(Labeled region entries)

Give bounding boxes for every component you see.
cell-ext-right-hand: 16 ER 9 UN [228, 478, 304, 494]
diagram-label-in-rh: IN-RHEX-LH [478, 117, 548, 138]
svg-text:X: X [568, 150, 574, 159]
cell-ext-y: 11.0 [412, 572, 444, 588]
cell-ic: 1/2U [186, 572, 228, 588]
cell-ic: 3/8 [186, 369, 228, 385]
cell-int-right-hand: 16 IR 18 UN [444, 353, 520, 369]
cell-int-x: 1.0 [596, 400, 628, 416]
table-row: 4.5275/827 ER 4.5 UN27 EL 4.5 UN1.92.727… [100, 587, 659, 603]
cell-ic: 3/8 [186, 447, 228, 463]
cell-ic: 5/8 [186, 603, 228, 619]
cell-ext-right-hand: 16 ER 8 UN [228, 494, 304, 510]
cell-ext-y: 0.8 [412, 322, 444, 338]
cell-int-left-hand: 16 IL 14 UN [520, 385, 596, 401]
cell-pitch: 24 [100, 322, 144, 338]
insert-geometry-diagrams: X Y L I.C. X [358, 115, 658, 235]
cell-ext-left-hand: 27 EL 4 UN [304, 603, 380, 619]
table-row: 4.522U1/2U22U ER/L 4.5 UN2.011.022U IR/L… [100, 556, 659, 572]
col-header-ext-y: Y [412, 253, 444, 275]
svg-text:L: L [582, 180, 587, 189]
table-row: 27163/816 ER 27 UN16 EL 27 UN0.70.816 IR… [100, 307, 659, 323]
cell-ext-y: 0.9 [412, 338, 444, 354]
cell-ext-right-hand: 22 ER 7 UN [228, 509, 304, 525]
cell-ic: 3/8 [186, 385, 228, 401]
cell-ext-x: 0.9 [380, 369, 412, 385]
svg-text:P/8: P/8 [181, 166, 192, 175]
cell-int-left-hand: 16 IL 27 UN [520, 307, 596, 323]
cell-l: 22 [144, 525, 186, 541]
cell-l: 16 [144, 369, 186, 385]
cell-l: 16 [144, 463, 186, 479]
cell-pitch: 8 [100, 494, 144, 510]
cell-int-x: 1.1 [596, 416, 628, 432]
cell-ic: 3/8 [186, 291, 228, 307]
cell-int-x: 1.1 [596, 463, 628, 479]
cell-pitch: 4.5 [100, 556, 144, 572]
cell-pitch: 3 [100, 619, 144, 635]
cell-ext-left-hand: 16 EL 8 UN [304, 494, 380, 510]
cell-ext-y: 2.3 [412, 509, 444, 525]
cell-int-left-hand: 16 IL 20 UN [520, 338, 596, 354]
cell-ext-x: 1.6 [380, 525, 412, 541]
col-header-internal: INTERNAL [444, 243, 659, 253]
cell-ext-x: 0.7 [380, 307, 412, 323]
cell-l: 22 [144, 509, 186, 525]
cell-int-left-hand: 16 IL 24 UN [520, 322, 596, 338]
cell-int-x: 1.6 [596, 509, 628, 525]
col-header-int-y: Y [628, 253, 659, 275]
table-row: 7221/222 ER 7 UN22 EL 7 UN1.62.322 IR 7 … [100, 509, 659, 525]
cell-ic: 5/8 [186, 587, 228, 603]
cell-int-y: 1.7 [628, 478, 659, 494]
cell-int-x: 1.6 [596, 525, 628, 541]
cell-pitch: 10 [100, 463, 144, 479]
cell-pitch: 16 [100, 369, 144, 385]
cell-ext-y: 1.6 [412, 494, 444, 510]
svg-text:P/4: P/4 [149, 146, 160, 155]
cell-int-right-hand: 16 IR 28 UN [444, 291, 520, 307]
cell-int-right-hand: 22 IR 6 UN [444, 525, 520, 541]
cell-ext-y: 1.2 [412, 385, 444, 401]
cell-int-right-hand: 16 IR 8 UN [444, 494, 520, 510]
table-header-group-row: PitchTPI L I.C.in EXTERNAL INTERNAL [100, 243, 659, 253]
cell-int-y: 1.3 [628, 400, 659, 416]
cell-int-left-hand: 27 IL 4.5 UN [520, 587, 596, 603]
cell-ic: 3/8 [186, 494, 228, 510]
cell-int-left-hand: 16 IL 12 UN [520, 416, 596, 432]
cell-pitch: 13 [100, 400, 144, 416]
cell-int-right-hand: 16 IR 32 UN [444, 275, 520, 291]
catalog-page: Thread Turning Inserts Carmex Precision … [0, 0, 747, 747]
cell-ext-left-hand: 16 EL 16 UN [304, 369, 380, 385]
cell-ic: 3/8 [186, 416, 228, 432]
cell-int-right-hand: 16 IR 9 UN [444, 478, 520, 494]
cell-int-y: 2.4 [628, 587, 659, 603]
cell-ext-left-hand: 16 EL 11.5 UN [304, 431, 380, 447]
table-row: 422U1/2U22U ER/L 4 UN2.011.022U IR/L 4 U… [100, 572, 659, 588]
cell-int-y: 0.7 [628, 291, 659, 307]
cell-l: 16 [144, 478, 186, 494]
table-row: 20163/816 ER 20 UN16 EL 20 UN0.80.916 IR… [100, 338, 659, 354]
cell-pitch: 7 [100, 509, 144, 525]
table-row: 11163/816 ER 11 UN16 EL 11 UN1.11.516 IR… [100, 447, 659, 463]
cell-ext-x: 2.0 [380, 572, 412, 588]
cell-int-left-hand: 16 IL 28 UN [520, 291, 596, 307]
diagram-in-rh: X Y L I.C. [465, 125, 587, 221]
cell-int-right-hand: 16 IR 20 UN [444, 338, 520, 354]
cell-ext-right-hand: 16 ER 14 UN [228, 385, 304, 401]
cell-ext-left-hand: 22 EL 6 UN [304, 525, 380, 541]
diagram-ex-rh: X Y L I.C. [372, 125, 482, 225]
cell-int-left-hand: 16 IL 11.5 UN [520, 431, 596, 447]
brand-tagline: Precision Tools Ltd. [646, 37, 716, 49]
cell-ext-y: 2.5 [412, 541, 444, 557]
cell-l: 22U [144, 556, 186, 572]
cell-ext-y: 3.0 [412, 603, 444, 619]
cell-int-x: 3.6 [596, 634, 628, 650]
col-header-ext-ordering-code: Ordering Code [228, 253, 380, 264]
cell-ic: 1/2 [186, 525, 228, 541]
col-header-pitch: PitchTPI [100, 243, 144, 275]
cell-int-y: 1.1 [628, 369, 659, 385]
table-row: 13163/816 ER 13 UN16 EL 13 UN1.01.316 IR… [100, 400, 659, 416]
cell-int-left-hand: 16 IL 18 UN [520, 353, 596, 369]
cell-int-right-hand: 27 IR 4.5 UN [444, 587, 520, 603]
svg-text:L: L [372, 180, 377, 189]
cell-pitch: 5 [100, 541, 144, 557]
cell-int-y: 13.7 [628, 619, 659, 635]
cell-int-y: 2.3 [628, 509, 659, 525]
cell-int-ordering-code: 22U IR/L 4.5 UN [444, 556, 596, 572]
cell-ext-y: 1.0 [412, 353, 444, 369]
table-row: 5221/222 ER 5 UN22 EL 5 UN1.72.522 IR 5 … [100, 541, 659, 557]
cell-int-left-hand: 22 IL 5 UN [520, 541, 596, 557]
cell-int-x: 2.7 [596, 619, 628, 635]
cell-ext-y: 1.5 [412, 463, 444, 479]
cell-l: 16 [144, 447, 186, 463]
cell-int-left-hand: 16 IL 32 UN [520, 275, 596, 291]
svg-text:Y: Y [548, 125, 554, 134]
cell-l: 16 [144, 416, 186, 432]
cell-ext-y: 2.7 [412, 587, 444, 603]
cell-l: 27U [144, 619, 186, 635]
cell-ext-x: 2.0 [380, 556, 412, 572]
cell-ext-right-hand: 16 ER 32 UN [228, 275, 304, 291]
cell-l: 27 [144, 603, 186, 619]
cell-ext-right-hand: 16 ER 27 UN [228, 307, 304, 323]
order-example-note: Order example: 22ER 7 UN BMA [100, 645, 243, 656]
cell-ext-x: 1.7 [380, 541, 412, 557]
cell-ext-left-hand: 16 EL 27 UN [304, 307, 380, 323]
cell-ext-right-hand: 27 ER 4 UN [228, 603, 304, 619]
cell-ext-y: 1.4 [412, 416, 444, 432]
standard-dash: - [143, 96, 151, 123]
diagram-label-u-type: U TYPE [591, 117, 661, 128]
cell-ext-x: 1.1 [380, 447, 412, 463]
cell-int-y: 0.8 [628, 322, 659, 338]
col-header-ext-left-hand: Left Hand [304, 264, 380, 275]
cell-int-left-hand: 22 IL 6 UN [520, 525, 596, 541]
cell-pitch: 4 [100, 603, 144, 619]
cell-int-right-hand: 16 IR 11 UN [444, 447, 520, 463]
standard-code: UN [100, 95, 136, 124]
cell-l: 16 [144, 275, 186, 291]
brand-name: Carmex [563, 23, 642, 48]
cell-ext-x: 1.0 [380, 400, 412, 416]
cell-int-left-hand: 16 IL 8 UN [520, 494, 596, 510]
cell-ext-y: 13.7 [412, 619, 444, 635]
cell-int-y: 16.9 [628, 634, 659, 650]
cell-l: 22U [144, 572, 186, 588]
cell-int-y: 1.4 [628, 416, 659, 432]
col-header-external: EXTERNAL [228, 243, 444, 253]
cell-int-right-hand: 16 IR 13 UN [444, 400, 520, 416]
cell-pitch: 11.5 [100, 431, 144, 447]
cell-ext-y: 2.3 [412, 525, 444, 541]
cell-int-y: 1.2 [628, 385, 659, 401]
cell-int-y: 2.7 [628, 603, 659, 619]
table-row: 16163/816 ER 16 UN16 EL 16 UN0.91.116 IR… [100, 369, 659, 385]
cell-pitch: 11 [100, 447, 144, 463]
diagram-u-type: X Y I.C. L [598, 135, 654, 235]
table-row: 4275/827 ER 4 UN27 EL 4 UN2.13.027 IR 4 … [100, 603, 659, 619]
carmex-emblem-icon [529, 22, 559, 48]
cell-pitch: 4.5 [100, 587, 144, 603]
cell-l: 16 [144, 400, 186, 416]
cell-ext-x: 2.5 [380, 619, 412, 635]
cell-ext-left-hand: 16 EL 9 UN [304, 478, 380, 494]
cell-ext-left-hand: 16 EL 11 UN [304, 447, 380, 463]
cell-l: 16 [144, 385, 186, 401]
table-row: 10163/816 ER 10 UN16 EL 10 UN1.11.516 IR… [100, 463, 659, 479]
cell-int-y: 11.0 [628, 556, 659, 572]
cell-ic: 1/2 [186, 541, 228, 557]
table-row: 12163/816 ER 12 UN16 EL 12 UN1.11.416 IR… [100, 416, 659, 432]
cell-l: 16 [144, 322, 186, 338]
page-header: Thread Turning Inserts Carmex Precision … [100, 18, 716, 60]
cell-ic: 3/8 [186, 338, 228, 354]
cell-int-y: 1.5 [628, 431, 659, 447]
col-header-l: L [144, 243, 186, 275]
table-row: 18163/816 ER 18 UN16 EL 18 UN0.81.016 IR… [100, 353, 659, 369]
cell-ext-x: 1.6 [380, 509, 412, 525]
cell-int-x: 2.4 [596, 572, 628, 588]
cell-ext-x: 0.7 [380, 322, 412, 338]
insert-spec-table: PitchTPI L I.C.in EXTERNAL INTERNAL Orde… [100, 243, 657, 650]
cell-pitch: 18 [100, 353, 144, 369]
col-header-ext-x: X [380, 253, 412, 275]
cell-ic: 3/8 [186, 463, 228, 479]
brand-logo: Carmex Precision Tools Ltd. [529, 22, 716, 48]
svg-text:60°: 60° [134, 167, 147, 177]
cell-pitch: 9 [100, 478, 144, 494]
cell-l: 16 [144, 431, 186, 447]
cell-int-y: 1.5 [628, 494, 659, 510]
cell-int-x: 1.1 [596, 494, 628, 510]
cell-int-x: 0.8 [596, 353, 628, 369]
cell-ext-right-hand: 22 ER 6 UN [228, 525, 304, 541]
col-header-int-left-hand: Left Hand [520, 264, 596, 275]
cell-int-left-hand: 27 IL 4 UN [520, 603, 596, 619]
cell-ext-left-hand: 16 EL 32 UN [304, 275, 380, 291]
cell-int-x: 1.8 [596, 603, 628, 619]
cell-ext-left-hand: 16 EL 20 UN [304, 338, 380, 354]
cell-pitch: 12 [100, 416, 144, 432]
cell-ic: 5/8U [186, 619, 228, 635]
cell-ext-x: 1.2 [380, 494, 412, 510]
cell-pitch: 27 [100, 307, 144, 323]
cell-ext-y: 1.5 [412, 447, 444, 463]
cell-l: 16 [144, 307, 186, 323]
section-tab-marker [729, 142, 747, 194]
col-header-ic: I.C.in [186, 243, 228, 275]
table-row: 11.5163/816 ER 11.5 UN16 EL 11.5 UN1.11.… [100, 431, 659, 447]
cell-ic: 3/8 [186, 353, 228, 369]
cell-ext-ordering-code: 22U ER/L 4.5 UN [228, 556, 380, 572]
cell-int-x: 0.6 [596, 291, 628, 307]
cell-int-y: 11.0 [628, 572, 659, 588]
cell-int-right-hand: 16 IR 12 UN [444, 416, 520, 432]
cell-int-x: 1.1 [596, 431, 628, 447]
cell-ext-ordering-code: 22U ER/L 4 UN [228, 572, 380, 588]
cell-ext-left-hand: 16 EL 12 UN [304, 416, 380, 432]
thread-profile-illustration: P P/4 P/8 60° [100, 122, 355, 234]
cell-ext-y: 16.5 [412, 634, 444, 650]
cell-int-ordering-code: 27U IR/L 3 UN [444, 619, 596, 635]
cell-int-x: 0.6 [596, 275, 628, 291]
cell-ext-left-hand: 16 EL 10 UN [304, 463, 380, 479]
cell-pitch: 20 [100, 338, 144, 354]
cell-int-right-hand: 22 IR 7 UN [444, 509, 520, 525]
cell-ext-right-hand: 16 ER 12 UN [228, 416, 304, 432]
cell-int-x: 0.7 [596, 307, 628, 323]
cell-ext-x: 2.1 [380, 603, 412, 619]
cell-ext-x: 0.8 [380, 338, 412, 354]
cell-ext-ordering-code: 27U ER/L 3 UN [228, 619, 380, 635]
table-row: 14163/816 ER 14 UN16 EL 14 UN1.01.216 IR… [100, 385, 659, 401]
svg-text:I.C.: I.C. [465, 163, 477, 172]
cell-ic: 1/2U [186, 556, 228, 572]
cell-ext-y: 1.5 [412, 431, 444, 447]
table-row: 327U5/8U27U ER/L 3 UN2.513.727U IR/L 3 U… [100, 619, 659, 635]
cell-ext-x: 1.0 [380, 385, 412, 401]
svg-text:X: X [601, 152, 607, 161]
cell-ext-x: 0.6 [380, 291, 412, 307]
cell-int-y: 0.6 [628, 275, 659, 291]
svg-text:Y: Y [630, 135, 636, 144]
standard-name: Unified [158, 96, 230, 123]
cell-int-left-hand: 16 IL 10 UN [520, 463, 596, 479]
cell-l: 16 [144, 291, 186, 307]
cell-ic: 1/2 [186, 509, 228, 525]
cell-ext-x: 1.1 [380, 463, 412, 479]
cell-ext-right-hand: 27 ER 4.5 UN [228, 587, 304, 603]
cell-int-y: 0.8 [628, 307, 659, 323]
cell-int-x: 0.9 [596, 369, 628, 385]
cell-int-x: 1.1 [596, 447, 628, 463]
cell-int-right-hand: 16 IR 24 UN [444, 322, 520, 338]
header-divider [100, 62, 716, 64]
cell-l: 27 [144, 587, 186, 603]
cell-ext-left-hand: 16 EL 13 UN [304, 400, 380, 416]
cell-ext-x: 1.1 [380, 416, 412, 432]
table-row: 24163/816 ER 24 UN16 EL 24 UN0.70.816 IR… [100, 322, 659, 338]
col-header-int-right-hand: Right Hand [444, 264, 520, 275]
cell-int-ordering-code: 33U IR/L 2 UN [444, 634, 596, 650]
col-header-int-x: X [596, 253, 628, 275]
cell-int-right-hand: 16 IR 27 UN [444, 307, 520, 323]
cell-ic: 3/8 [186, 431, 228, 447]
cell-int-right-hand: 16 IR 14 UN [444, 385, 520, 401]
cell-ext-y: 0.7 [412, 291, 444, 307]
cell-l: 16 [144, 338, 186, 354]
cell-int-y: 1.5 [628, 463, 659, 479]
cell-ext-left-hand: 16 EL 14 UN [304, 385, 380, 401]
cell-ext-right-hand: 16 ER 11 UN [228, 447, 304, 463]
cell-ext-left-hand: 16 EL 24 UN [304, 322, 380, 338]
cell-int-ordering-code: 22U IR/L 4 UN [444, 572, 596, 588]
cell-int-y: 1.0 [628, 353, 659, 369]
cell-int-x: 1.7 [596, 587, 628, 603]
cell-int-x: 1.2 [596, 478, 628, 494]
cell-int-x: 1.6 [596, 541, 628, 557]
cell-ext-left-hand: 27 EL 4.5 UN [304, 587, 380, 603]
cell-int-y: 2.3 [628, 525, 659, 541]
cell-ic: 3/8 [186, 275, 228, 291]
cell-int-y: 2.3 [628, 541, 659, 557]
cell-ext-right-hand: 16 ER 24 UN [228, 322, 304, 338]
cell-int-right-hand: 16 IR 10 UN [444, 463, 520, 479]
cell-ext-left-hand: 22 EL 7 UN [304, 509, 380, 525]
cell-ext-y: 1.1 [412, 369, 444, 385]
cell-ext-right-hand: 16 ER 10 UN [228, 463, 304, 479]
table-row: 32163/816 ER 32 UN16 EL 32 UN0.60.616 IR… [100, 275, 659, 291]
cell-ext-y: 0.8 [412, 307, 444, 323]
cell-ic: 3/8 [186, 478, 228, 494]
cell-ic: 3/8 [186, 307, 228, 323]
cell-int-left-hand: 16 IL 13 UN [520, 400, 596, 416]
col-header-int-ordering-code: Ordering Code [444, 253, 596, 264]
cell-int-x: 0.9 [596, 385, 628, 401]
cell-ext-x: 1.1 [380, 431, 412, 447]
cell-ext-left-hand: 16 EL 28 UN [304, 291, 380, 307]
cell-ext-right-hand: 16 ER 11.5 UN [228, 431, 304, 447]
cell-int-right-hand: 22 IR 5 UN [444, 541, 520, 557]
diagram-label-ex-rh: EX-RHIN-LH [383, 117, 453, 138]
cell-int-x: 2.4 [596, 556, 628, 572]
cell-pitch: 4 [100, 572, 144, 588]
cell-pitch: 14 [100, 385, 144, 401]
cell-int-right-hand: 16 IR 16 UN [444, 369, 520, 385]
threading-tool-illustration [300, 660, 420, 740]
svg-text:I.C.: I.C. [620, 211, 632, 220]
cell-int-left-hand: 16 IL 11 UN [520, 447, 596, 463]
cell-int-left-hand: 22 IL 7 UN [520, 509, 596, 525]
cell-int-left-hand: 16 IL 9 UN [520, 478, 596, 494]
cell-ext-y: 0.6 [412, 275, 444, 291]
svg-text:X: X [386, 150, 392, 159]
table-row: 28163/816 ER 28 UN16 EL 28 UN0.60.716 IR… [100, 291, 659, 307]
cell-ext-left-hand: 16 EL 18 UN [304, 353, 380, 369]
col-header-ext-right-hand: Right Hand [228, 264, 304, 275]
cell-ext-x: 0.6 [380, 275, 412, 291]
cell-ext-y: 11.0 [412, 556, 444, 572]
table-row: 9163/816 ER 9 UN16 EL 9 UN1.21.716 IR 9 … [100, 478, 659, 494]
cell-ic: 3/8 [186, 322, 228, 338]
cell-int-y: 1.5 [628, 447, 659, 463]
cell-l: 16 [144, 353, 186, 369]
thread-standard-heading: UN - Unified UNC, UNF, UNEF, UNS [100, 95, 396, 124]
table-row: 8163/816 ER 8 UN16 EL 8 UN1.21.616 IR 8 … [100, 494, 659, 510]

- WHAT NEEDS TO BE DONE
Output the records from the start through the line containing "cell-int-right-hand: 16 IR 18" as a Markdown table with two columns, Row and Line, numbering each line and leaving out blank lines.

- EXERCISE ANSWER
| Row | Line |
|---|---|
| 1 | Give bounding boxes for every component you see. |
| 2 | cell-ext-right-hand: 16 ER 9 UN [228, 478, 304, 494] |
| 3 | diagram-label-in-rh: IN-RHEX-LH [478, 117, 548, 138] |
| 4 | svg-text:X: X [568, 150, 574, 159] |
| 5 | cell-ext-y: 11.0 [412, 572, 444, 588] |
| 6 | cell-ic: 1/2U [186, 572, 228, 588] |
| 7 | cell-ic: 3/8 [186, 369, 228, 385] |
| 8 | cell-int-right-hand: 16 IR 18 UN [444, 353, 520, 369] |